● **What to do**
Output the full material exactly as it appears here.
————————
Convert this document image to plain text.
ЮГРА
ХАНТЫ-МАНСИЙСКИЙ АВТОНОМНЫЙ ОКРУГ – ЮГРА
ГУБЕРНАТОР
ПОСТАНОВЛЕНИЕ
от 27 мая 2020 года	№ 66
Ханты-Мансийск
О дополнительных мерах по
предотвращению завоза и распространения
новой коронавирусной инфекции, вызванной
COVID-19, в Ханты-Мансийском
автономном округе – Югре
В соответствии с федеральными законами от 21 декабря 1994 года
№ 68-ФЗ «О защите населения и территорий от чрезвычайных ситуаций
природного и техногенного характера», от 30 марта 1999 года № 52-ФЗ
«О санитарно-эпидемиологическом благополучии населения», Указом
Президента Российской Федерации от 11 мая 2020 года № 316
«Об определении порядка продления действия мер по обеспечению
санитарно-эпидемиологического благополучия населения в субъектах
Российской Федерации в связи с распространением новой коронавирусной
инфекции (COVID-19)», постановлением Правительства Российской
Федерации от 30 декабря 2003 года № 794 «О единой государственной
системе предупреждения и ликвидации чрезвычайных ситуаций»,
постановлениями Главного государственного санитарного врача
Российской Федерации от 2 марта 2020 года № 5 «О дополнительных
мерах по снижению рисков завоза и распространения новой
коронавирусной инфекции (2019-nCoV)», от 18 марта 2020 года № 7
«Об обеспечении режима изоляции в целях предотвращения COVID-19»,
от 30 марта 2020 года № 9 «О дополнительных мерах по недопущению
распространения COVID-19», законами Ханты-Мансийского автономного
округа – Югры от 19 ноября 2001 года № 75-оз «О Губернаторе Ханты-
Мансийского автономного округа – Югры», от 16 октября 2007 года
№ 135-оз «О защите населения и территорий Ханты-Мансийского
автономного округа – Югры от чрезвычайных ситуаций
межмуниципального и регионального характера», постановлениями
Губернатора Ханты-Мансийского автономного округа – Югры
————————
● **Answer to this exercise**
Convert this document image to plain text.
ЮГРА
ХАНТЫ-МАНСИЙСКИЙ АВТОНОМНЫЙ ОКРУГ – ЮГРА
ГУБЕРНАТОР
ПОСТАНОВЛЕНИЕ
от 27 мая 2020 года	№ 66
Ханты-Мансийск
О дополнительных мерах по
предотвращению завоза и распространения
новой коронавирусной инфекции, вызванной
COVID-19, в Ханты-Мансийском
автономном округе – Югре
В соответствии с федеральными законами от 21 декабря 1994 года
№ 68-ФЗ «О защите населения и территорий от чрезвычайных ситуаций
природного и техногенного характера», от 30 марта 1999 года № 52-ФЗ
«О санитарно-эпидемиологическом благополучии населения», Указом
Президента Российской Федерации от 11 мая 2020 года № 316
«Об определении порядка продления действия мер по обеспечению
санитарно-эпидемиологического благополучия населения в субъектах
Российской Федерации в связи с распространением новой коронавирусной
инфекции (COVID-19)», постановлением Правительства Российской
Федерации от 30 декабря 2003 года № 794 «О единой государственной
системе предупреждения и ликвидации чрезвычайных ситуаций»,
постановлениями Главного государственного санитарного врача
Российской Федерации от 2 марта 2020 года № 5 «О дополнительных
мерах по снижению рисков завоза и распространения новой
коронавирусной инфекции (2019-nCoV)», от 18 марта 2020 года № 7
«Об обеспечении режима изоляции в целях предотвращения COVID-19»,
от 30 марта 2020 года № 9 «О дополнительных мерах по недопущению
распространения COVID-19», законами Ханты-Мансийского автономного
округа – Югры от 19 ноября 2001 года № 75-оз «О Губернаторе Ханты-
Мансийского автономного округа – Югры», от 16 октября 2007 года
№ 135-оз «О защите населения и территорий Ханты-Мансийского
автономного округа – Югры от чрезвычайных ситуаций
межмуниципального и регионального характера», постановлениями
Губернатора Ханты-Мансийского автономного округа – Югры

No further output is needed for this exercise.